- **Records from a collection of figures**
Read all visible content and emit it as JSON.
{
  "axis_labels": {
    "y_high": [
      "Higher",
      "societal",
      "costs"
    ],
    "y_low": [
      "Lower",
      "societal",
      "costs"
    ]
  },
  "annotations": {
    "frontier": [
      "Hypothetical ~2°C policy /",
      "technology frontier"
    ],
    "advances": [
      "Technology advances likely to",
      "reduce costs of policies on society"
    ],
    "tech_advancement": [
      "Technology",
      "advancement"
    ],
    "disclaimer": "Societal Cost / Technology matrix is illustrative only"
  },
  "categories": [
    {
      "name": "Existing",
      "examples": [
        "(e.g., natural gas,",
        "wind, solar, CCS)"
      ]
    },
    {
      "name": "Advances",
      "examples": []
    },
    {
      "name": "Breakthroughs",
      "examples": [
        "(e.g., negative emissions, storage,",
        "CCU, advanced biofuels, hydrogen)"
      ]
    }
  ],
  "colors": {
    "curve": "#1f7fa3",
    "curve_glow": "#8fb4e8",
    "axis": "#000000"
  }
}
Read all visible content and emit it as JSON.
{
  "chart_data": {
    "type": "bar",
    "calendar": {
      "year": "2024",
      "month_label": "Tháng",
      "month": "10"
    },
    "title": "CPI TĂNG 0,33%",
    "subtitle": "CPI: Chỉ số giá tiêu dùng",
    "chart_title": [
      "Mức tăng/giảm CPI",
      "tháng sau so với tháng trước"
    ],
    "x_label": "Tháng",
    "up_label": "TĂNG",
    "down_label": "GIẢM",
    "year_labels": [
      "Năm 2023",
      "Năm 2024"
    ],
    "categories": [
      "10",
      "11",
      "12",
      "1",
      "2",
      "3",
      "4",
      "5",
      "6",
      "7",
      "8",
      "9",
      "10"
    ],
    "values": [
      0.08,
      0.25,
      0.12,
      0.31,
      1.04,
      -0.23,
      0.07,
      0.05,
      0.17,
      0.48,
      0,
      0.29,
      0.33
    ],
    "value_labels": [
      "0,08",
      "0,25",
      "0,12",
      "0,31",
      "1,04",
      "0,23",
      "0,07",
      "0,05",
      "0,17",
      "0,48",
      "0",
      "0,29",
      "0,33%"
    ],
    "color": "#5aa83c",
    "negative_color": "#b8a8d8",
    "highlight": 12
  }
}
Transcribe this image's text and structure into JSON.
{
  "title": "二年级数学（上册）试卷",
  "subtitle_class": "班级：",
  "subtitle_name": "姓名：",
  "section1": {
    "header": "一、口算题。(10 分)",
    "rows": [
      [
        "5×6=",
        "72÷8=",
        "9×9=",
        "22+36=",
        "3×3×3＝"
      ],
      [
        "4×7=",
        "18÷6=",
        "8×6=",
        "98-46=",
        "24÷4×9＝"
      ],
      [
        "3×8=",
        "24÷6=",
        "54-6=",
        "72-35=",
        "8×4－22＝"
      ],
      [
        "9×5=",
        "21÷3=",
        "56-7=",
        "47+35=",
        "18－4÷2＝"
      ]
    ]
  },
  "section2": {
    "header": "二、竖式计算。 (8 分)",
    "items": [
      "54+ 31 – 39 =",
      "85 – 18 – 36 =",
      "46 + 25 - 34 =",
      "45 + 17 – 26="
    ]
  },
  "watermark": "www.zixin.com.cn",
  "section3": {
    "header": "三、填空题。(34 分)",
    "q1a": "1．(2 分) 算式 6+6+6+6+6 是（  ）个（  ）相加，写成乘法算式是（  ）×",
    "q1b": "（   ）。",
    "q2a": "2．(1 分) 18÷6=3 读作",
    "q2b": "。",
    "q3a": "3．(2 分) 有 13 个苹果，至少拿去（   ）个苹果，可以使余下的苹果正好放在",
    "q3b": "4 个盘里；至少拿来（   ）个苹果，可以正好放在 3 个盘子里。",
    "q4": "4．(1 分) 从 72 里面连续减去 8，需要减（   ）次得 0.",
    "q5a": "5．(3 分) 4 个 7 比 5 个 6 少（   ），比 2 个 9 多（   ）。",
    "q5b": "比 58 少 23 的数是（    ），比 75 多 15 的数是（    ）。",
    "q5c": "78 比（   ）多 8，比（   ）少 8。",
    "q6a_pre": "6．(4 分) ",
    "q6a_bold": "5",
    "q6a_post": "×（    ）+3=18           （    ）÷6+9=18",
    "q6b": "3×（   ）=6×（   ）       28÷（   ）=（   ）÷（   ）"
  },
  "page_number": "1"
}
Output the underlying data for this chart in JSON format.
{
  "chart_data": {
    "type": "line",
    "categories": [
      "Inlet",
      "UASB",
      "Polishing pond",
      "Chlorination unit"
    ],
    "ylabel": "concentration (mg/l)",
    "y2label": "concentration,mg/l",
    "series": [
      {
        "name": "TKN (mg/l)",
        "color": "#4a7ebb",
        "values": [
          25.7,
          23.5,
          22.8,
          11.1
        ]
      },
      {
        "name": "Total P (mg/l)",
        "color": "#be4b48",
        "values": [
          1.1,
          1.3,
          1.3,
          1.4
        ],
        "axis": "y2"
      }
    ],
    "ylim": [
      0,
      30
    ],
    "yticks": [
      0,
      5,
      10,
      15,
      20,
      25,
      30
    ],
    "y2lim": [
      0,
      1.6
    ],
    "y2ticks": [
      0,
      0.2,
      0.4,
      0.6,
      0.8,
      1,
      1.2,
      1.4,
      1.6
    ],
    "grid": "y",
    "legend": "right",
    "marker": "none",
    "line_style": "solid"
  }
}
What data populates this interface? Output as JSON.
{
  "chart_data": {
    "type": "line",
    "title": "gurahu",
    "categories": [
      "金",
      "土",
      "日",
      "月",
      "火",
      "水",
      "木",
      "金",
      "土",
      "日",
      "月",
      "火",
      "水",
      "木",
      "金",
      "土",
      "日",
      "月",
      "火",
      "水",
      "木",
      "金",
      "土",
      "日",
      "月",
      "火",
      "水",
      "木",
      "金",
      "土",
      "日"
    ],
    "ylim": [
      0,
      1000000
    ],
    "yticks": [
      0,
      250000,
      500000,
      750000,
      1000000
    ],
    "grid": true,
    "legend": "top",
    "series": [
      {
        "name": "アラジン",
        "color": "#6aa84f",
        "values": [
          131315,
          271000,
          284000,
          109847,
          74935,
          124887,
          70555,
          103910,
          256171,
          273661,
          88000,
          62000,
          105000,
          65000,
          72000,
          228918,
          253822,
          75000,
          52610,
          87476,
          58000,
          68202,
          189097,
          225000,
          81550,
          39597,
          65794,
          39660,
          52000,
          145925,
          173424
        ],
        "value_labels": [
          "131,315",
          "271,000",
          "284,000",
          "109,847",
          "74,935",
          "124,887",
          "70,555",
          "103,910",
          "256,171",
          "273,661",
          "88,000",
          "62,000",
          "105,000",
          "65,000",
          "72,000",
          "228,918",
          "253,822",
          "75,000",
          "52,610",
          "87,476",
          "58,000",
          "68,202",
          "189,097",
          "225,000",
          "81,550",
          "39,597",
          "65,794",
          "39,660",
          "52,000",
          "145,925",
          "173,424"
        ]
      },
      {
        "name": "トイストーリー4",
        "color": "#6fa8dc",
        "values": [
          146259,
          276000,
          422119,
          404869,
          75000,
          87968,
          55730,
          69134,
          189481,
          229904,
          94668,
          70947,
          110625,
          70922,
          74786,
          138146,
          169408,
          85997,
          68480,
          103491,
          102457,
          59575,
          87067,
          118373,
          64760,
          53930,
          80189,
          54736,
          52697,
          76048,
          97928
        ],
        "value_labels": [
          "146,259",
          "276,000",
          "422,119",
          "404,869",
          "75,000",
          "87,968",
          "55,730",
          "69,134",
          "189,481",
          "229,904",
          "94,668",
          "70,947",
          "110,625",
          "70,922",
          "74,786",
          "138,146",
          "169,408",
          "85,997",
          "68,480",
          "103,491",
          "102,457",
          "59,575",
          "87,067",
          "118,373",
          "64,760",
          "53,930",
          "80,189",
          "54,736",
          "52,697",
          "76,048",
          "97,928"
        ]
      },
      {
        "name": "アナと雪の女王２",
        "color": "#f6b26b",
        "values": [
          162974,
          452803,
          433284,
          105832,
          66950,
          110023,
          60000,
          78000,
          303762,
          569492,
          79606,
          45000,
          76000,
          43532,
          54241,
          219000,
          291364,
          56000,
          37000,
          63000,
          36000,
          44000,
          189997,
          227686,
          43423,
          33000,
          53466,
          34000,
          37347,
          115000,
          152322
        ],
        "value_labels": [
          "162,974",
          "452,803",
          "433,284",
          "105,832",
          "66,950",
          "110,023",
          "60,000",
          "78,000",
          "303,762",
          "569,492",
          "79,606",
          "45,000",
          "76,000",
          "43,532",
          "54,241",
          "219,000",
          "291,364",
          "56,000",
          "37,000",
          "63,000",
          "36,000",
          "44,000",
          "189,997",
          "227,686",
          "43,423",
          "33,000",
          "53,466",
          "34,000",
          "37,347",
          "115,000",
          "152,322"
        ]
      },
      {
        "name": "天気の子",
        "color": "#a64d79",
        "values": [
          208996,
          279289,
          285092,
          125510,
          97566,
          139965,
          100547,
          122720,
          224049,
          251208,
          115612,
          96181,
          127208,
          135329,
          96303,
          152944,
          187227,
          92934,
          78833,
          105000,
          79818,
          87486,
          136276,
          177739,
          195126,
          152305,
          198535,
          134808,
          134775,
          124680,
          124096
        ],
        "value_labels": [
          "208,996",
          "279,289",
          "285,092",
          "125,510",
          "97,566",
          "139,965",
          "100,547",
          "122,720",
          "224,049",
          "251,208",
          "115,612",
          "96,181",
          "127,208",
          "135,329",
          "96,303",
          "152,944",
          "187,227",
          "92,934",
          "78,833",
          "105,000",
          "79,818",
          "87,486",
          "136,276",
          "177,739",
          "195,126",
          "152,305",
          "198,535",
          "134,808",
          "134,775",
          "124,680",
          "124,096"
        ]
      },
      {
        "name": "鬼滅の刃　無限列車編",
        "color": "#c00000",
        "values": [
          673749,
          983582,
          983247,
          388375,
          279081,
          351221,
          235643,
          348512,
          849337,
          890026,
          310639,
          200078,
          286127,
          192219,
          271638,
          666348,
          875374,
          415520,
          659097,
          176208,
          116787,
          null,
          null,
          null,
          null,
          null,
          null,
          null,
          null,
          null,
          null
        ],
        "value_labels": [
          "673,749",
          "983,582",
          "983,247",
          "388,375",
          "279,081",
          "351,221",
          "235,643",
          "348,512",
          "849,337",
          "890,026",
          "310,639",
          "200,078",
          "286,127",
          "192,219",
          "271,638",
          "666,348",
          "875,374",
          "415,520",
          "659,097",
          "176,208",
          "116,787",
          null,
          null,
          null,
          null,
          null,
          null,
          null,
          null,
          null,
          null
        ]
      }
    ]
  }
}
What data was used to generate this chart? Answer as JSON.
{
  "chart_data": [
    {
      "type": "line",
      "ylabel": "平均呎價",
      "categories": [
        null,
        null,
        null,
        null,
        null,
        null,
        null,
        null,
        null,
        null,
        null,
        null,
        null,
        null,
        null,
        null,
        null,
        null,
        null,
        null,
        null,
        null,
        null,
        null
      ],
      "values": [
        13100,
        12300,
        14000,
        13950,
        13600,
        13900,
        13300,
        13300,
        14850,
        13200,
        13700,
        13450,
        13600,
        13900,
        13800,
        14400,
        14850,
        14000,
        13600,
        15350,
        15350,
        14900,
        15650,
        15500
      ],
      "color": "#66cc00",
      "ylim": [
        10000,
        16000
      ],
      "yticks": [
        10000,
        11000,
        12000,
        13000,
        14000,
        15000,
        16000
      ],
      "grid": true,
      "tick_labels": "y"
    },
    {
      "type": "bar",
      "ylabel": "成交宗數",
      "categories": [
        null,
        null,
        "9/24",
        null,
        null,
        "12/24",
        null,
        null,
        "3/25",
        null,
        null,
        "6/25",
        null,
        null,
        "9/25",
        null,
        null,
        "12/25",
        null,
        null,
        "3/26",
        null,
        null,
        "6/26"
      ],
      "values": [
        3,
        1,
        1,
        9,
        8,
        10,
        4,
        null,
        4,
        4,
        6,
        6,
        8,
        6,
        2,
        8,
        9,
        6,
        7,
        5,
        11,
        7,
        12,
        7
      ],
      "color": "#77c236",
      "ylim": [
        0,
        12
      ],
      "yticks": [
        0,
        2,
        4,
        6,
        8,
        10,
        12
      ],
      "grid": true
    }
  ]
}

- **Task to carry out**
From the data, collect all lines where the string "Output" appears.

- **Worked solution**
Output the underlying data for this chart in JSON format.
What data populates this interface? Output as JSON.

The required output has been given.